### DATA FOR THE TASK

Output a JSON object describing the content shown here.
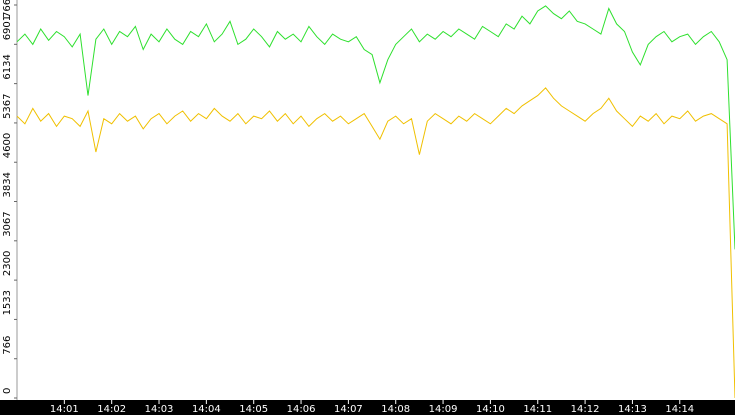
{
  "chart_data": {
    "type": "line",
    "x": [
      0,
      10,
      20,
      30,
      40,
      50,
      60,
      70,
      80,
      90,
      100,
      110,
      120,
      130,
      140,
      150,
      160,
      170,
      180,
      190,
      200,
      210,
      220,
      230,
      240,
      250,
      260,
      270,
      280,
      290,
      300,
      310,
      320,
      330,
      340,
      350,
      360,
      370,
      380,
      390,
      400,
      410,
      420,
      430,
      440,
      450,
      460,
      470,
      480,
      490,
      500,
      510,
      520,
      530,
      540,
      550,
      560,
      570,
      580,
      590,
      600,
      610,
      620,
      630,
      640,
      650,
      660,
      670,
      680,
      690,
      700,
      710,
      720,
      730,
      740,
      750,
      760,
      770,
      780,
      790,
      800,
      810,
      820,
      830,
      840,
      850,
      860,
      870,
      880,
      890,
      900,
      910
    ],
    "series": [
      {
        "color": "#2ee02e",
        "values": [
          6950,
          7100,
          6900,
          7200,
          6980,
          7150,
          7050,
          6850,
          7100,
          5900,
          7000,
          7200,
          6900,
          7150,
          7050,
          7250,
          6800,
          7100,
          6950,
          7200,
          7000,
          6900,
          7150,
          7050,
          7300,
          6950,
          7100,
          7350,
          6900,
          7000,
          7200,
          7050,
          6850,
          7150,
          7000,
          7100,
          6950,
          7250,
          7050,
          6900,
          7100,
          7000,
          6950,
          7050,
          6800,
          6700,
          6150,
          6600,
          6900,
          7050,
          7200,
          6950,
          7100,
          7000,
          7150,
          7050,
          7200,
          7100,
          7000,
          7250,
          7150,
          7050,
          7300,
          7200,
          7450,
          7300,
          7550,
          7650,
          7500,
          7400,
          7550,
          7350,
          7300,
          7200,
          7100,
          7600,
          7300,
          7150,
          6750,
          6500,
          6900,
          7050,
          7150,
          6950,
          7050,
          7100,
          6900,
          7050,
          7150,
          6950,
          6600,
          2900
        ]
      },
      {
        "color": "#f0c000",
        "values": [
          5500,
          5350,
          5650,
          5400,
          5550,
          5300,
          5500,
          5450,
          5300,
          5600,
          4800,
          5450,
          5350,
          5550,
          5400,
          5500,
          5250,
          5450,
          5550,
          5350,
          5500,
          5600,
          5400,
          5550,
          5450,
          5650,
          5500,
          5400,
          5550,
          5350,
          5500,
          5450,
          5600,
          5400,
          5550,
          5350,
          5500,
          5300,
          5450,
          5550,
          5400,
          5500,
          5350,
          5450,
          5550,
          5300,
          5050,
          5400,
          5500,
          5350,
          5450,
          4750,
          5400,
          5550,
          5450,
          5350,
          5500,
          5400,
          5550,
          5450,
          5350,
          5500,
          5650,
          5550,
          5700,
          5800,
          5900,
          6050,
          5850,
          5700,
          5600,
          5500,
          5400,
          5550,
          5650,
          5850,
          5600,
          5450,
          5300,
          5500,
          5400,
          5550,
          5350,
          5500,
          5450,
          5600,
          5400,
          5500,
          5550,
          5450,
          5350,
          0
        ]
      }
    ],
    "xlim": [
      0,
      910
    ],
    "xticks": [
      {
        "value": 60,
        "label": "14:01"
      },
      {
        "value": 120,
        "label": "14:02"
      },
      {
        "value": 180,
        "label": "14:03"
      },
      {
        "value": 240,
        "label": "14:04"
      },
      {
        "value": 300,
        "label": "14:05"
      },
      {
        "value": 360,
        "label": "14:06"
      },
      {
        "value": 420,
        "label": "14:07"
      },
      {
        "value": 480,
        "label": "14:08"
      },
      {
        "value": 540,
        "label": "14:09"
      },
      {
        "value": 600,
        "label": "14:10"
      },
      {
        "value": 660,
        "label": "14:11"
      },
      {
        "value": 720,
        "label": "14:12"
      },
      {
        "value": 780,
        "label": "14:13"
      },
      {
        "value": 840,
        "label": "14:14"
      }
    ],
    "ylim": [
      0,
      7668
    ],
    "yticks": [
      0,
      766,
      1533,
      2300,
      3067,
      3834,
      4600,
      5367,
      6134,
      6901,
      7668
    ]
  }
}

######

Copy the listing exactly. Any image in it stays out of the copy.

EXERCISE SOLUTION:
Output a JSON object describing the content shown here.
{
  "chart_data": {
    "type": "line",
    "x": [
      0,
      10,
      20,
      30,
      40,
      50,
      60,
      70,
      80,
      90,
      100,
      110,
      120,
      130,
      140,
      150,
      160,
      170,
      180,
      190,
      200,
      210,
      220,
      230,
      240,
      250,
      260,
      270,
      280,
      290,
      300,
      310,
      320,
      330,
      340,
      350,
      360,
      370,
      380,
      390,
      400,
      410,
      420,
      430,
      440,
      450,
      460,
      470,
      480,
      490,
      500,
      510,
      520,
      530,
      540,
      550,
      560,
      570,
      580,
      590,
      600,
      610,
      620,
      630,
      640,
      650,
      660,
      670,
      680,
      690,
      700,
      710,
      720,
      730,
      740,
      750,
      760,
      770,
      780,
      790,
      800,
      810,
      820,
      830,
      840,
      850,
      860,
      870,
      880,
      890,
      900,
      910
    ],
    "series": [
      {
        "color": "#2ee02e",
        "values": [
          6950,
          7100,
          6900,
          7200,
          6980,
          7150,
          7050,
          6850,
          7100,
          5900,
          7000,
          7200,
          6900,
          7150,
          7050,
          7250,
          6800,
          7100,
          6950,
          7200,
          7000,
          6900,
          7150,
          7050,
          7300,
          6950,
          7100,
          7350,
          6900,
          7000,
          7200,
          7050,
          6850,
          7150,
          7000,
          7100,
          6950,
          7250,
          7050,
          6900,
          7100,
          7000,
          6950,
          7050,
          6800,
          6700,
          6150,
          6600,
          6900,
          7050,
          7200,
          6950,
          7100,
          7000,
          7150,
          7050,
          7200,
          7100,
          7000,
          7250,
          7150,
          7050,
          7300,
          7200,
          7450,
          7300,
          7550,
          7650,
          7500,
          7400,
          7550,
          7350,
          7300,
          7200,
          7100,
          7600,
          7300,
          7150,
          6750,
          6500,
          6900,
          7050,
          7150,
          6950,
          7050,
          7100,
          6900,
          7050,
          7150,
          6950,
          6600,
          2900
        ]
      },
      {
        "color": "#f0c000",
        "values": [
          5500,
          5350,
          5650,
          5400,
          5550,
          5300,
          5500,
          5450,
          5300,
          5600,
          4800,
          5450,
          5350,
          5550,
          5400,
          5500,
          5250,
          5450,
          5550,
          5350,
          5500,
          5600,
          5400,
          5550,
          5450,
          5650,
          5500,
          5400,
          5550,
          5350,
          5500,
          5450,
          5600,
          5400,
          5550,
          5350,
          5500,
          5300,
          5450,
          5550,
          5400,
          5500,
          5350,
          5450,
          5550,
          5300,
          5050,
          5400,
          5500,
          5350,
          5450,
          4750,
          5400,
          5550,
          5450,
          5350,
          5500,
          5400,
          5550,
          5450,
          5350,
          5500,
          5650,
          5550,
          5700,
          5800,
          5900,
          6050,
          5850,
          5700,
          5600,
          5500,
          5400,
          5550,
          5650,
          5850,
          5600,
          5450,
          5300,
          5500,
          5400,
          5550,
          5350,
          5500,
          5450,
          5600,
          5400,
          5500,
          5550,
          5450,
          5350,
          0
        ]
      }
    ],
    "xlim": [
      0,
      910
    ],
    "xticks": [
      {
        "value": 60,
        "label": "14:01"
      },
      {
        "value": 120,
        "label": "14:02"
      },
      {
        "value": 180,
        "label": "14:03"
      },
      {
        "value": 240,
        "label": "14:04"
      },
      {
        "value": 300,
        "label": "14:05"
      },
      {
        "value": 360,
        "label": "14:06"
      },
      {
        "value": 420,
        "label": "14:07"
      },
      {
        "value": 480,
        "label": "14:08"
      },
      {
        "value": 540,
        "label": "14:09"
      },
      {
        "value": 600,
        "label": "14:10"
      },
      {
        "value": 660,
        "label": "14:11"
      },
      {
        "value": 720,
        "label": "14:12"
      },
      {
        "value": 780,
        "label": "14:13"
      },
      {
        "value": 840,
        "label": "14:14"
      }
    ],
    "ylim": [
      0,
      7668
    ],
    "yticks": [
      0,
      766,
      1533,
      2300,
      3067,
      3834,
      4600,
      5367,
      6134,
      6901,
      7668
    ]
  }
}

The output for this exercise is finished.